───── Data supplied ─────

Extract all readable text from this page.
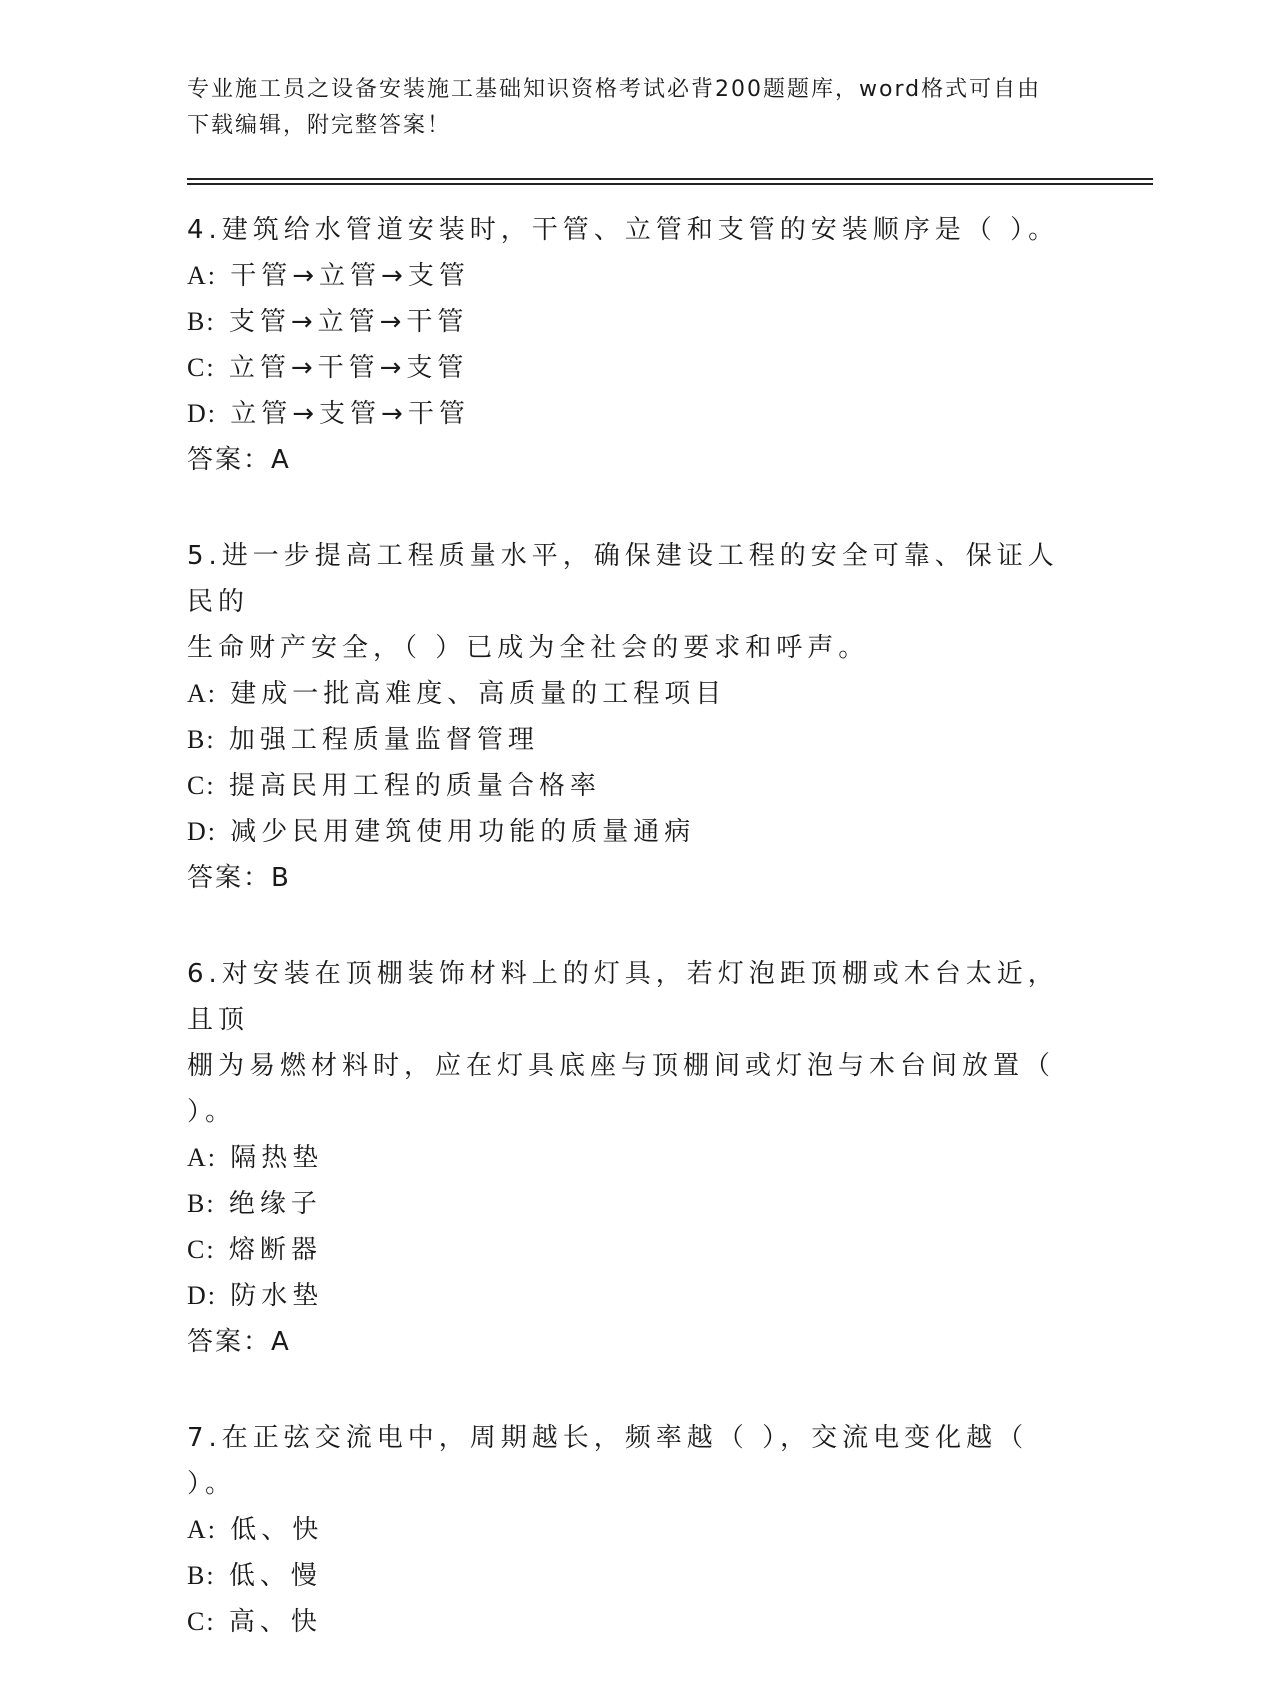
专业施工员之设备安装施工基础知识资格考试必背200题题库，word格式可自由
下载编辑，附完整答案！
4.建筑给水管道安装时，干管、立管和支管的安装顺序是（ ）。
A: 干管→立管→支管
B: 支管→立管→干管
C: 立管→干管→支管
D: 立管→支管→干管
答案：A
5.进一步提高工程质量水平，确保建设工程的安全可靠、保证人民的
生命财产安全，（ ）已成为全社会的要求和呼声。
A: 建成一批高难度、高质量的工程项目
B: 加强工程质量监督管理
C: 提高民用工程的质量合格率
D: 减少民用建筑使用功能的质量通病
答案：B
6.对安装在顶棚装饰材料上的灯具，若灯泡距顶棚或木台太近，且顶
棚为易燃材料时，应在灯具底座与顶棚间或灯泡与木台间放置（ ）。
A: 隔热垫
B: 绝缘子
C: 熔断器
D: 防水垫
答案：A
7.在正弦交流电中，周期越长，频率越（ ），交流电变化越（ ）。
A: 低、快
B: 低、慢
C: 高、快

─────

- Written problem
The data above needs to be retyped exactly, with the images left out.

- The completed task
Extract all readable text from this page.
专业施工员之设备安装施工基础知识资格考试必背200题题库，word格式可自由
下载编辑，附完整答案！
4.建筑给水管道安装时，干管、立管和支管的安装顺序是（ ）。
A: 干管→立管→支管
B: 支管→立管→干管
C: 立管→干管→支管
D: 立管→支管→干管
答案：A
5.进一步提高工程质量水平，确保建设工程的安全可靠、保证人民的
生命财产安全，（ ）已成为全社会的要求和呼声。
A: 建成一批高难度、高质量的工程项目
B: 加强工程质量监督管理
C: 提高民用工程的质量合格率
D: 减少民用建筑使用功能的质量通病
答案：B
6.对安装在顶棚装饰材料上的灯具，若灯泡距顶棚或木台太近，且顶
棚为易燃材料时，应在灯具底座与顶棚间或灯泡与木台间放置（ ）。
A: 隔热垫
B: 绝缘子
C: 熔断器
D: 防水垫
答案：A
7.在正弦交流电中，周期越长，频率越（ ），交流电变化越（ ）。
A: 低、快
B: 低、慢
C: 高、快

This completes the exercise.